— Description of the task —
Among the entries below, count the lines that contain the word "this". Write down only the total.

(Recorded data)
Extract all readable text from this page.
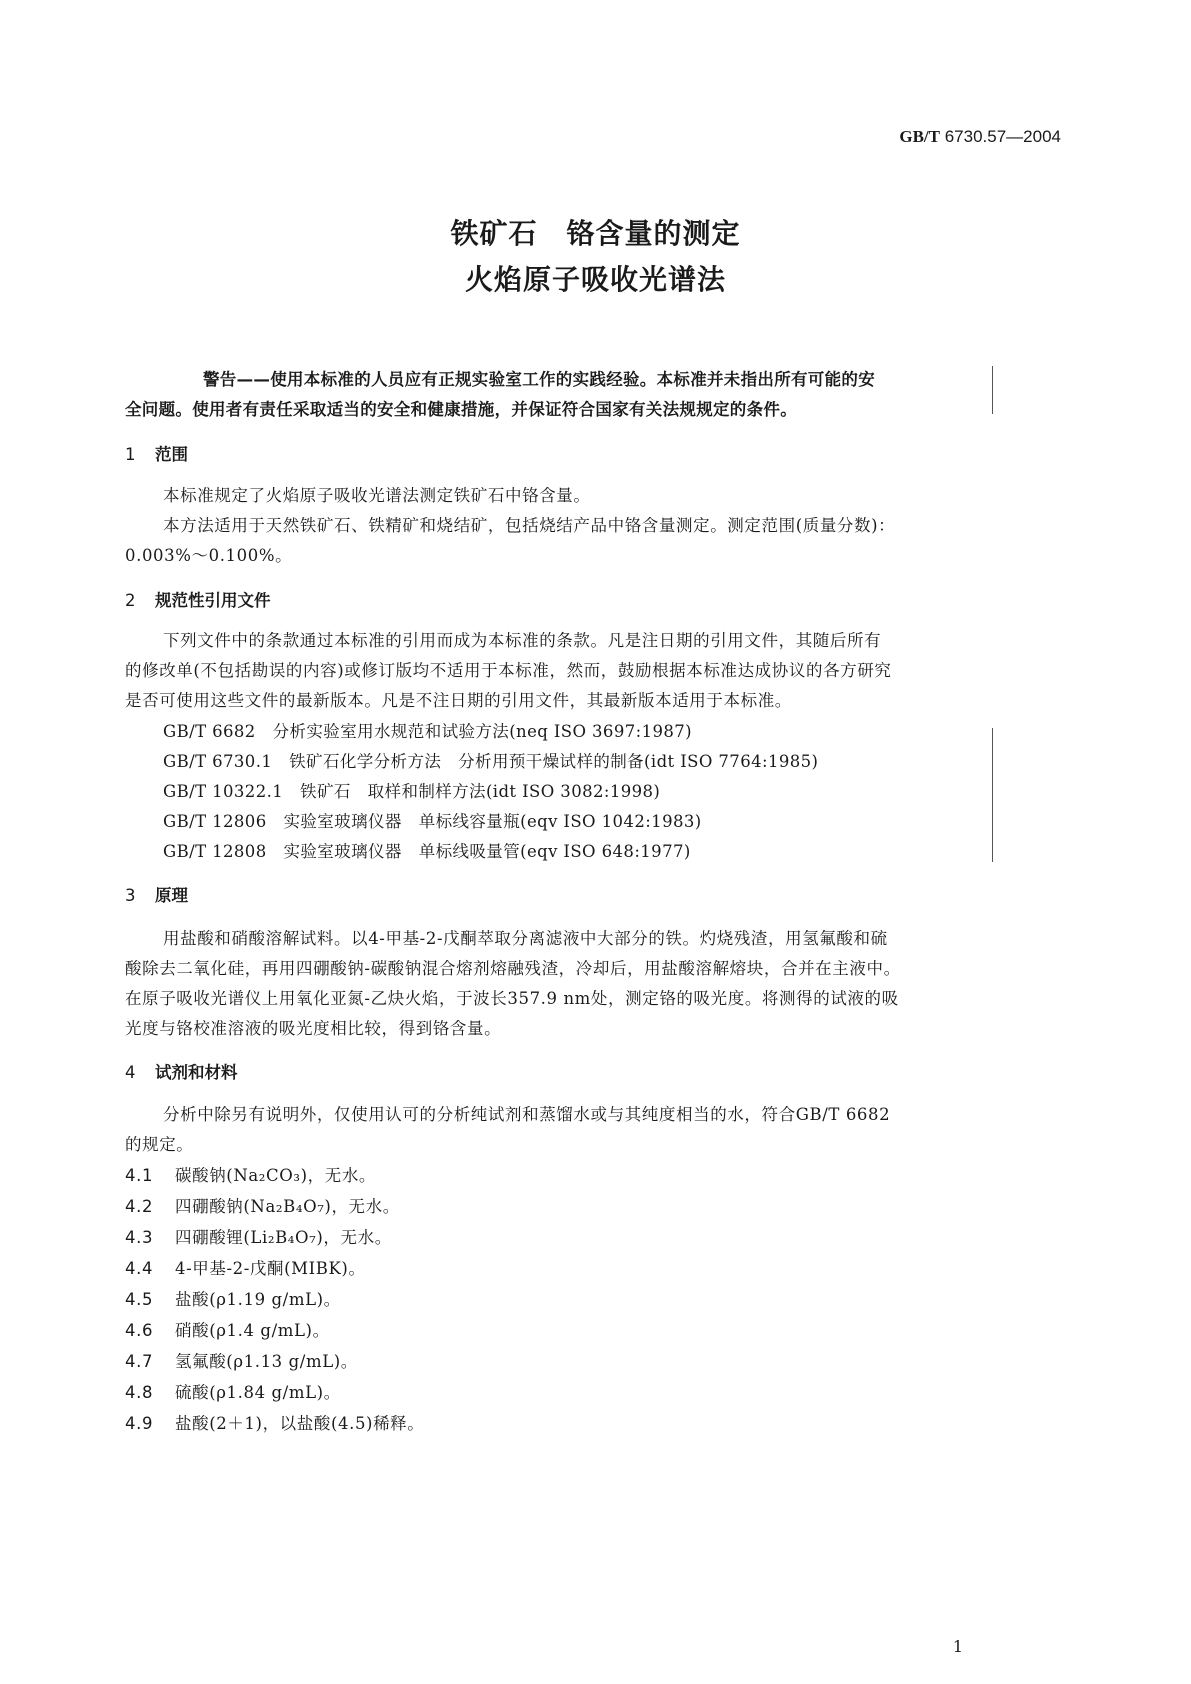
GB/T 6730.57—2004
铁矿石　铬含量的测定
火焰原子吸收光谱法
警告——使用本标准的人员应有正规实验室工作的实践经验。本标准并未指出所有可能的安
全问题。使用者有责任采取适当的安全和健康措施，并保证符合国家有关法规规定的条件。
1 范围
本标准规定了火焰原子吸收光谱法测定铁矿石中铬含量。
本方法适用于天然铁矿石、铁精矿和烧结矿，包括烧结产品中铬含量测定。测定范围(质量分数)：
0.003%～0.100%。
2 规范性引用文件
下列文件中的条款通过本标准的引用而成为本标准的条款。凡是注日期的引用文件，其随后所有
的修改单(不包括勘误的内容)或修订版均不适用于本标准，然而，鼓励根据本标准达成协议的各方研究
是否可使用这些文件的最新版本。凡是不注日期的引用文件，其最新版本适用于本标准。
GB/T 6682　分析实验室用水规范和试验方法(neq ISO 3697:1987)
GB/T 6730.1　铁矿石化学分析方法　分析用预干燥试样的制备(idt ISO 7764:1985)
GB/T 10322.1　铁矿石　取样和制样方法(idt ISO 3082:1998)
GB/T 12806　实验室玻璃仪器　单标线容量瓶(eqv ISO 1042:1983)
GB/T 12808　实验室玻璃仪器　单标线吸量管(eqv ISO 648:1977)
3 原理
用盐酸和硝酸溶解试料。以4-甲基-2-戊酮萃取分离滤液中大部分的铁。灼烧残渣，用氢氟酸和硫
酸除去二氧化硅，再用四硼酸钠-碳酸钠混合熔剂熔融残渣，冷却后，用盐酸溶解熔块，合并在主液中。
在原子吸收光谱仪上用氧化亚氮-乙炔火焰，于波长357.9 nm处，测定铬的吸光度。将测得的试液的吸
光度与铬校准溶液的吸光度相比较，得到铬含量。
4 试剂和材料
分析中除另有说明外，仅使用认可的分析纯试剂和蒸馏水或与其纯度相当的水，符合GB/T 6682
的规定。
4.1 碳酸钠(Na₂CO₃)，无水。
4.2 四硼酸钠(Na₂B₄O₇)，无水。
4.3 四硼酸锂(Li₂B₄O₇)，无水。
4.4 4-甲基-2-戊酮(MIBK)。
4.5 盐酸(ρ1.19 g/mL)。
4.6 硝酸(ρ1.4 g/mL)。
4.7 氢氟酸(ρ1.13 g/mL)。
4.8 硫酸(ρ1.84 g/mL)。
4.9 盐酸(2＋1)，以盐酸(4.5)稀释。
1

...

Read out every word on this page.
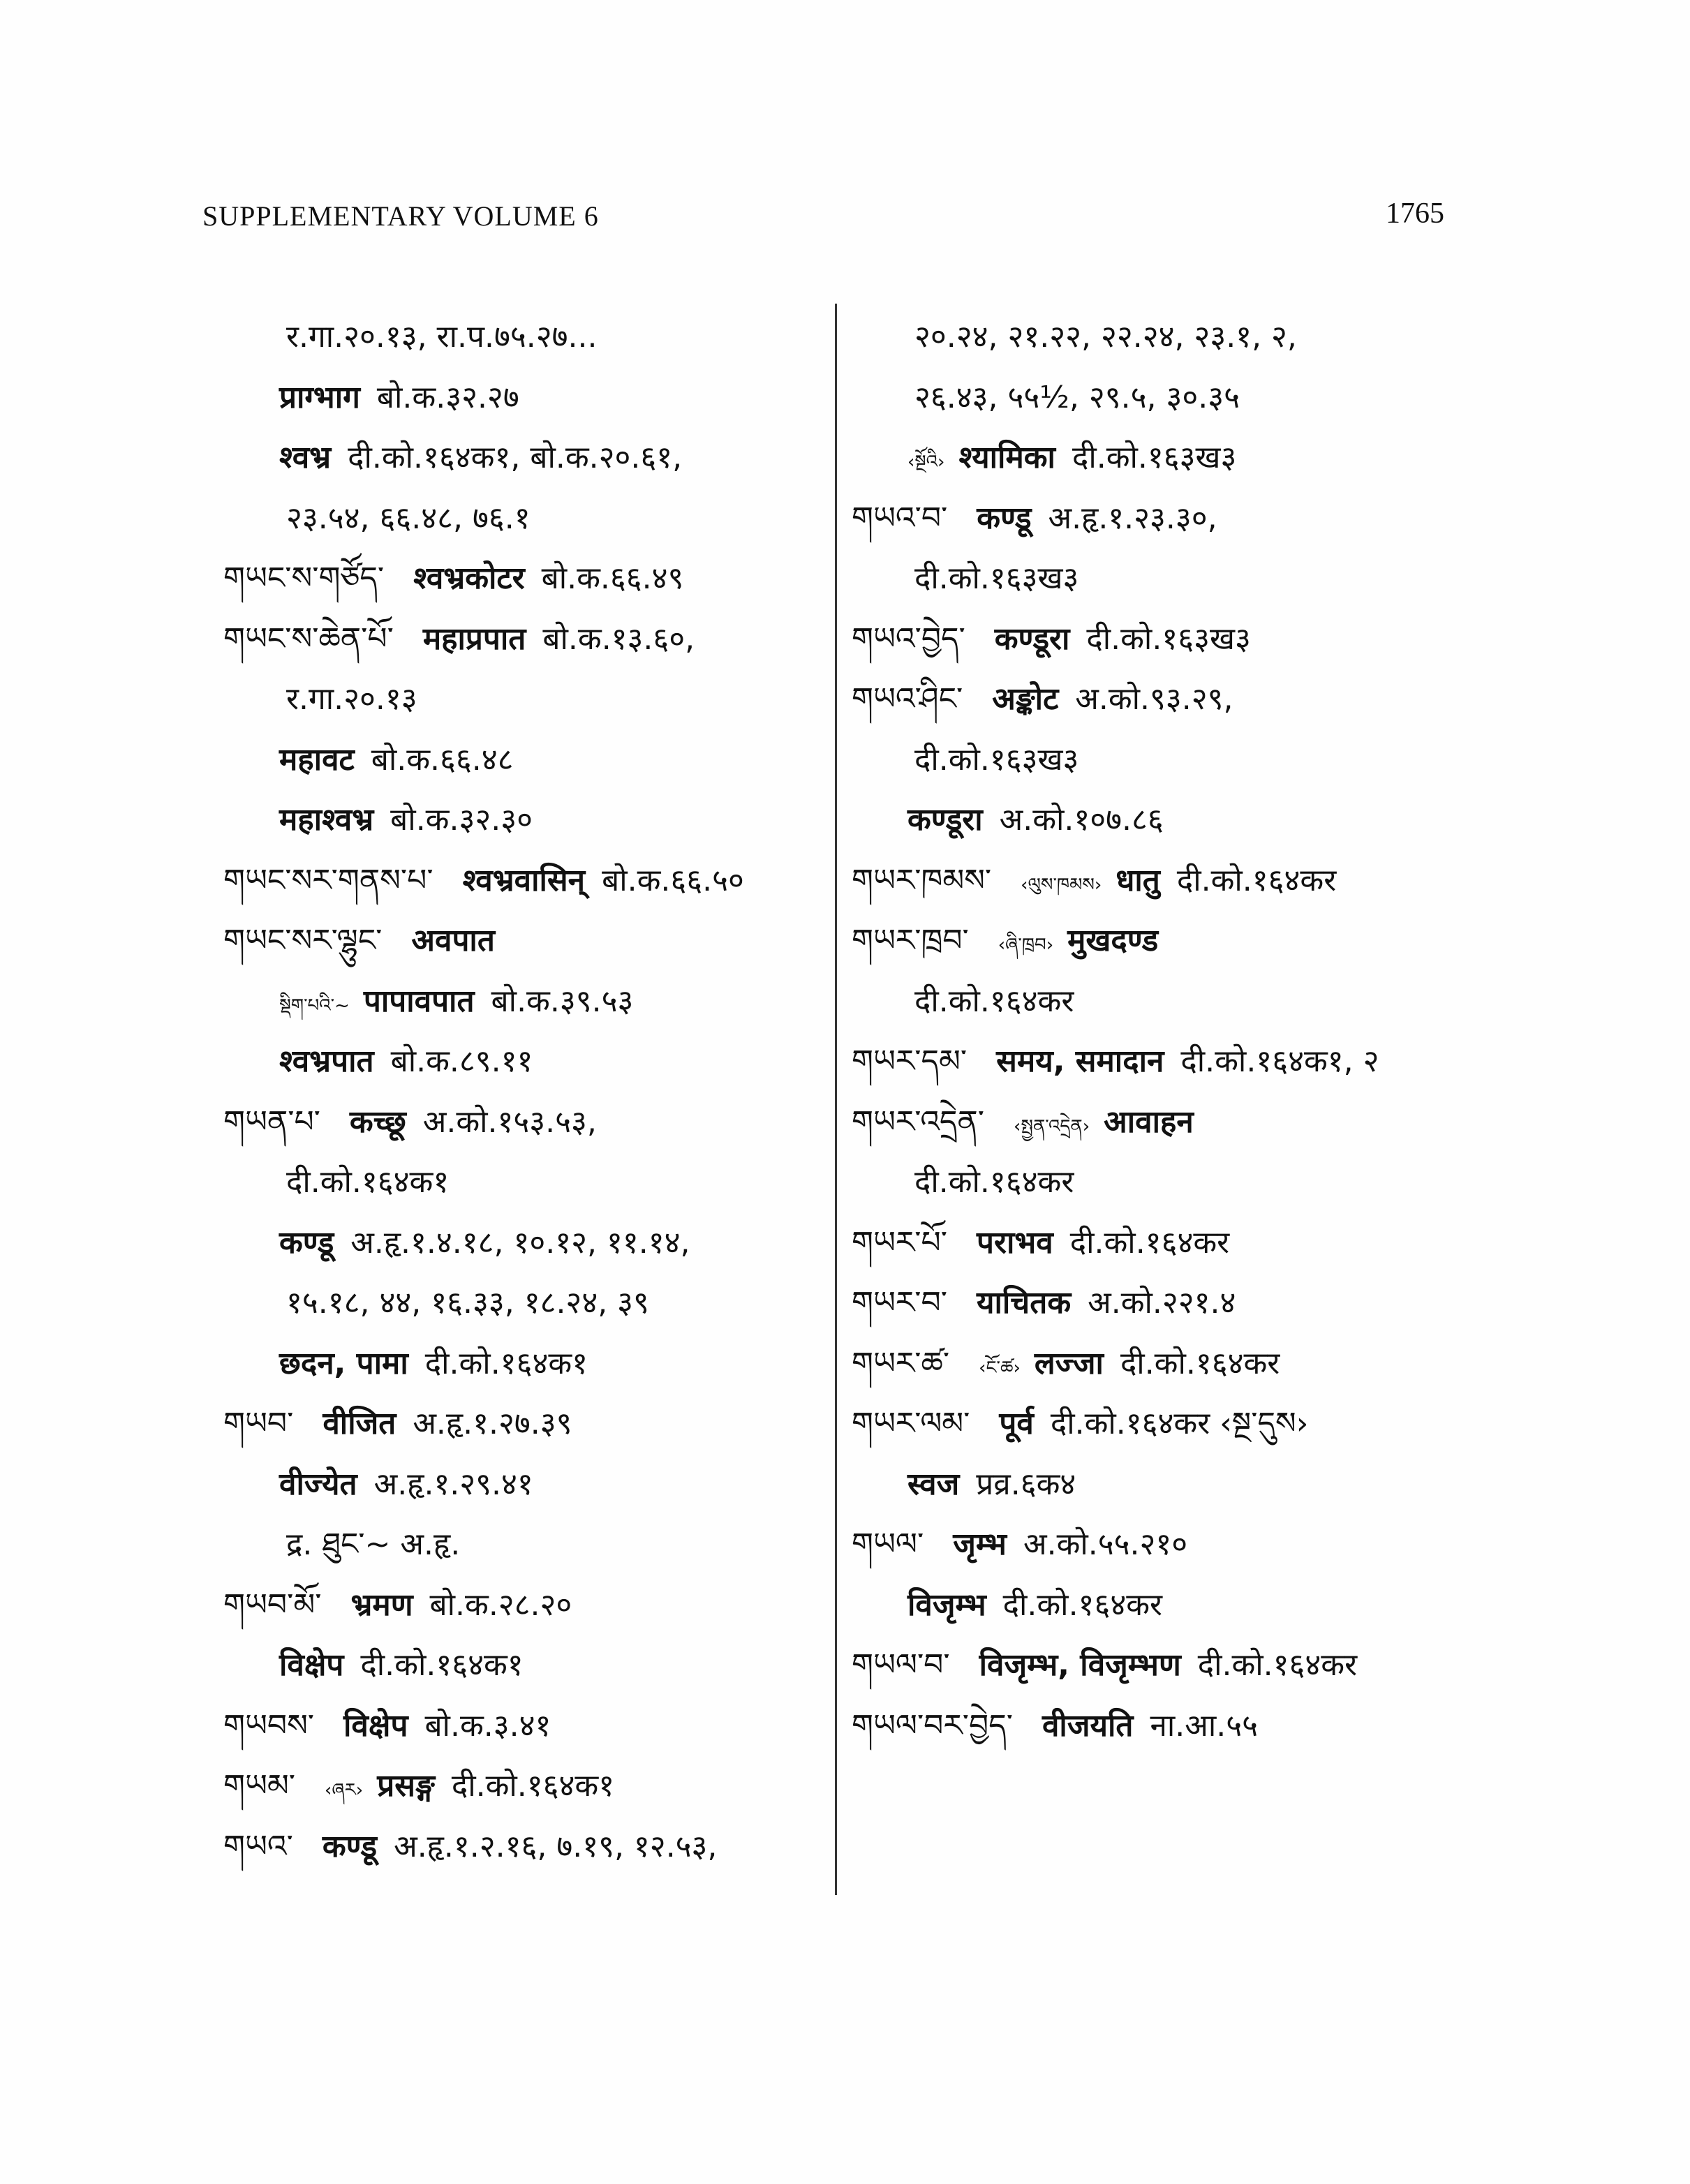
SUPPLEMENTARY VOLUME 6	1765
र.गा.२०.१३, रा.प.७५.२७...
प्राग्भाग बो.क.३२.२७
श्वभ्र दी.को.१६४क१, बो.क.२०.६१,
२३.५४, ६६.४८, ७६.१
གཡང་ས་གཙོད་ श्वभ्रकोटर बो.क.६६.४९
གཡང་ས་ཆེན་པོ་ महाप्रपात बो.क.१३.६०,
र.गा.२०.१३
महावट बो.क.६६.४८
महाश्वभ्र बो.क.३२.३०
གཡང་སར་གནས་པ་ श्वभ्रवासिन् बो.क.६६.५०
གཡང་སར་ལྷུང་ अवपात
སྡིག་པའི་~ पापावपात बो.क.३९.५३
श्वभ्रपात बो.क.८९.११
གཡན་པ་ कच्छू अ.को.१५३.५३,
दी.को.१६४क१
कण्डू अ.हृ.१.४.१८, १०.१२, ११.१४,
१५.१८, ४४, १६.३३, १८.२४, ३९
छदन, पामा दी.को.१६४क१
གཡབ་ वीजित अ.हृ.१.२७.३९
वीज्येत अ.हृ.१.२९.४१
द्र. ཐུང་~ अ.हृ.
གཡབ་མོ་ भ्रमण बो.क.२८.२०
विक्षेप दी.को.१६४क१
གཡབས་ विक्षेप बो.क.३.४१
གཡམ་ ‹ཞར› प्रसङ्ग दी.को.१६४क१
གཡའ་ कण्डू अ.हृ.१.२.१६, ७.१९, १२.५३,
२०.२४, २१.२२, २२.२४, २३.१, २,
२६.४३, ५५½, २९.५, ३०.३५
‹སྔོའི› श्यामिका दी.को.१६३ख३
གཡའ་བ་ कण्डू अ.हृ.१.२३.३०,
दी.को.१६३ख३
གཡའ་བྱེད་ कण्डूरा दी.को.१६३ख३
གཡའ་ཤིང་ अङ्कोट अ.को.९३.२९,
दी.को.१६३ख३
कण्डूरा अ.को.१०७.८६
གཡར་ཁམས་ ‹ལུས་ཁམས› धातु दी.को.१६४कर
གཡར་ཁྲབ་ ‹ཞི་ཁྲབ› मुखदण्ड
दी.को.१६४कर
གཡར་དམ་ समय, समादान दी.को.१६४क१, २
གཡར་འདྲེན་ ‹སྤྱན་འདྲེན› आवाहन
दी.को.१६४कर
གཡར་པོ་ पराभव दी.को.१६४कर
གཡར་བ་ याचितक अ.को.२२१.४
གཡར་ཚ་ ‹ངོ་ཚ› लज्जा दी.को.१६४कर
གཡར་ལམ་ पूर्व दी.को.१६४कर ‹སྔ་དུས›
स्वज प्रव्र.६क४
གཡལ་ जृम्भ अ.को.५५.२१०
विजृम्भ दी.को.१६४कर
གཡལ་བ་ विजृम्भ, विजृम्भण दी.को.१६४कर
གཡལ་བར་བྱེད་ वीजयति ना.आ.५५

— Written reply —
2